[Entries provided — start]
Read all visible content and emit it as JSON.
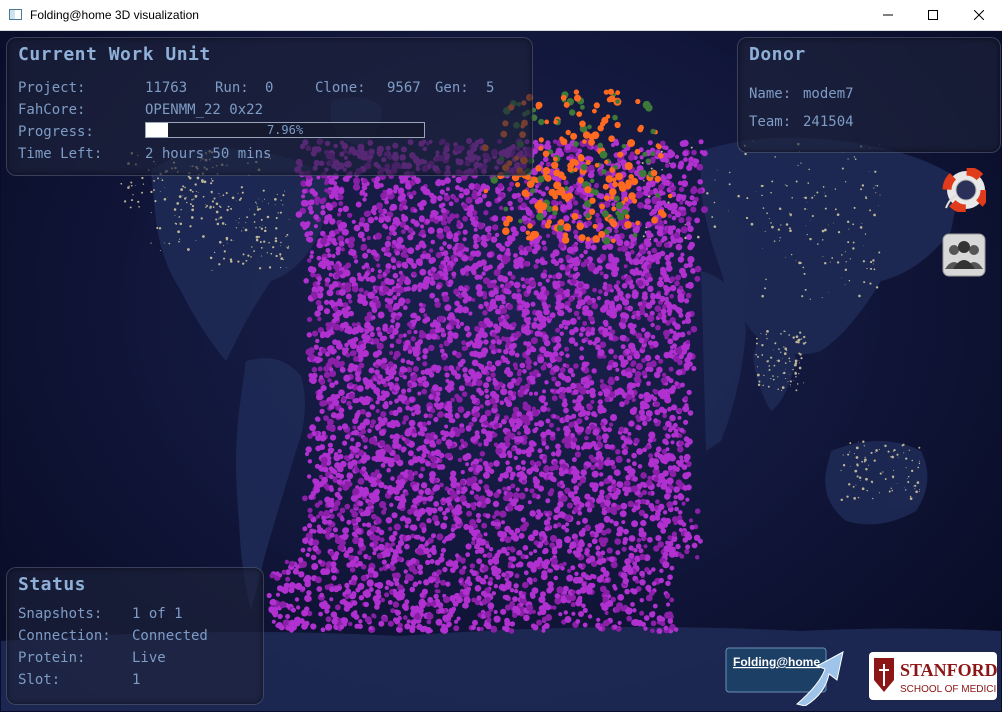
{
  "window": {
    "title": "Folding@home 3D visualization",
    "controls": [
      "minimize",
      "maximize",
      "close"
    ]
  },
  "work_unit": {
    "heading": "Current Work Unit",
    "project_label": "Project:",
    "project": "11763",
    "run_label": "Run:",
    "run": "0",
    "clone_label": "Clone:",
    "clone": "9567",
    "gen_label": "Gen:",
    "gen": "5",
    "fahcore_label": "FahCore:",
    "fahcore": "OPENMM_22 0x22",
    "progress_label": "Progress:",
    "progress_text": "7.96%",
    "progress_fraction": 0.0796,
    "time_left_label": "Time Left:",
    "time_left": "2 hours 50 mins"
  },
  "donor": {
    "heading": "Donor",
    "name_label": "Name:",
    "name": "modem7",
    "team_label": "Team:",
    "team": "241504"
  },
  "status": {
    "heading": "Status",
    "snapshots_label": "Snapshots:",
    "snapshots": "1 of 1",
    "connection_label": "Connection:",
    "connection": "Connected",
    "protein_label": "Protein:",
    "protein": "Live",
    "slot_label": "Slot:",
    "slot": "1"
  },
  "side_buttons": {
    "help_icon": "lifebuoy-icon",
    "community_icon": "people-icon"
  },
  "logos": {
    "fah": "Folding@home",
    "stanford_top": "STANFORD",
    "stanford_bottom": "SCHOOL OF MEDICINE"
  },
  "colors": {
    "panel_text": "#7e9cc6",
    "heading_text": "#8fb0d8",
    "atom_purple": "#b030d0",
    "atom_orange": "#ff6a20",
    "stanford_red": "#8c1515"
  }
}
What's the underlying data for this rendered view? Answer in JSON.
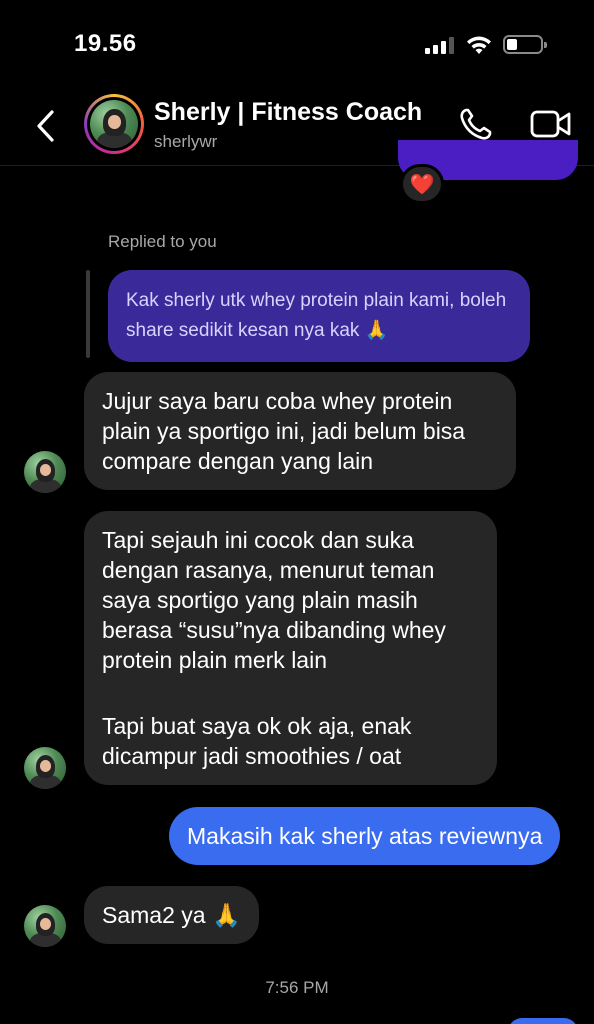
{
  "status_bar": {
    "time": "19.56"
  },
  "header": {
    "contact_name": "Sherly | Fitness Coach",
    "username": "sherlywr",
    "icons": [
      "back-chevron-icon",
      "phone-icon",
      "video-camera-icon"
    ]
  },
  "thread": {
    "reaction": "❤️",
    "replied_label": "Replied to you",
    "reply_quote": "Kak sherly utk whey protein plain kami, boleh share sedikit kesan nya kak 🙏",
    "msg1": "Jujur saya baru coba whey protein plain ya sportigo ini, jadi belum bisa compare dengan yang lain",
    "msg2_p1": "Tapi sejauh ini cocok dan suka dengan rasanya, menurut teman saya sportigo yang plain masih berasa “susu”nya dibanding whey protein plain merk lain",
    "msg2_p2": "Tapi buat saya ok ok aja, enak dicampur jadi smoothies / oat",
    "msg3_out": "Makasih kak sherly atas reviewnya",
    "msg4": "Sama2 ya 🙏",
    "timestamp": "7:56 PM"
  },
  "colors": {
    "background": "#000000",
    "incoming_bubble": "#262626",
    "outgoing_bubble": "#3a6cf0",
    "reply_bubble": "#3a2a99",
    "secondary_text": "#a8a8a8"
  }
}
[Entries provided — finish]
Work order: Return the data exactly as it stands, minus the pictures.

Final answer:
Read all visible content and emit it as JSON.
{
  "window": {
    "title": "Folding@home 3D visualization",
    "controls": [
      "minimize",
      "maximize",
      "close"
    ]
  },
  "work_unit": {
    "heading": "Current Work Unit",
    "project_label": "Project:",
    "project": "11763",
    "run_label": "Run:",
    "run": "0",
    "clone_label": "Clone:",
    "clone": "9567",
    "gen_label": "Gen:",
    "gen": "5",
    "fahcore_label": "FahCore:",
    "fahcore": "OPENMM_22 0x22",
    "progress_label": "Progress:",
    "progress_text": "7.96%",
    "progress_fraction": 0.0796,
    "time_left_label": "Time Left:",
    "time_left": "2 hours 50 mins"
  },
  "donor": {
    "heading": "Donor",
    "name_label": "Name:",
    "name": "modem7",
    "team_label": "Team:",
    "team": "241504"
  },
  "status": {
    "heading": "Status",
    "snapshots_label": "Snapshots:",
    "snapshots": "1 of 1",
    "connection_label": "Connection:",
    "connection": "Connected",
    "protein_label": "Protein:",
    "protein": "Live",
    "slot_label": "Slot:",
    "slot": "1"
  },
  "side_buttons": {
    "help_icon": "lifebuoy-icon",
    "community_icon": "people-icon"
  },
  "logos": {
    "fah": "Folding@home",
    "stanford_top": "STANFORD",
    "stanford_bottom": "SCHOOL OF MEDICINE"
  },
  "colors": {
    "panel_text": "#7e9cc6",
    "heading_text": "#8fb0d8",
    "atom_purple": "#b030d0",
    "atom_orange": "#ff6a20",
    "stanford_red": "#8c1515"
  }
}
What's the underlying data for this rendered view? Answer in JSON.
{
  "status_bar": {
    "time": "19.56"
  },
  "header": {
    "contact_name": "Sherly | Fitness Coach",
    "username": "sherlywr",
    "icons": [
      "back-chevron-icon",
      "phone-icon",
      "video-camera-icon"
    ]
  },
  "thread": {
    "reaction": "❤️",
    "replied_label": "Replied to you",
    "reply_quote": "Kak sherly utk whey protein plain kami, boleh share sedikit kesan nya kak 🙏",
    "msg1": "Jujur saya baru coba whey protein plain ya sportigo ini, jadi belum bisa compare dengan yang lain",
    "msg2_p1": "Tapi sejauh ini cocok dan suka dengan rasanya, menurut teman saya sportigo yang plain masih berasa “susu”nya dibanding whey protein plain merk lain",
    "msg2_p2": "Tapi buat saya ok ok aja, enak dicampur jadi smoothies / oat",
    "msg3_out": "Makasih kak sherly atas reviewnya",
    "msg4": "Sama2 ya 🙏",
    "timestamp": "7:56 PM"
  },
  "colors": {
    "background": "#000000",
    "incoming_bubble": "#262626",
    "outgoing_bubble": "#3a6cf0",
    "reply_bubble": "#3a2a99",
    "secondary_text": "#a8a8a8"
  }
}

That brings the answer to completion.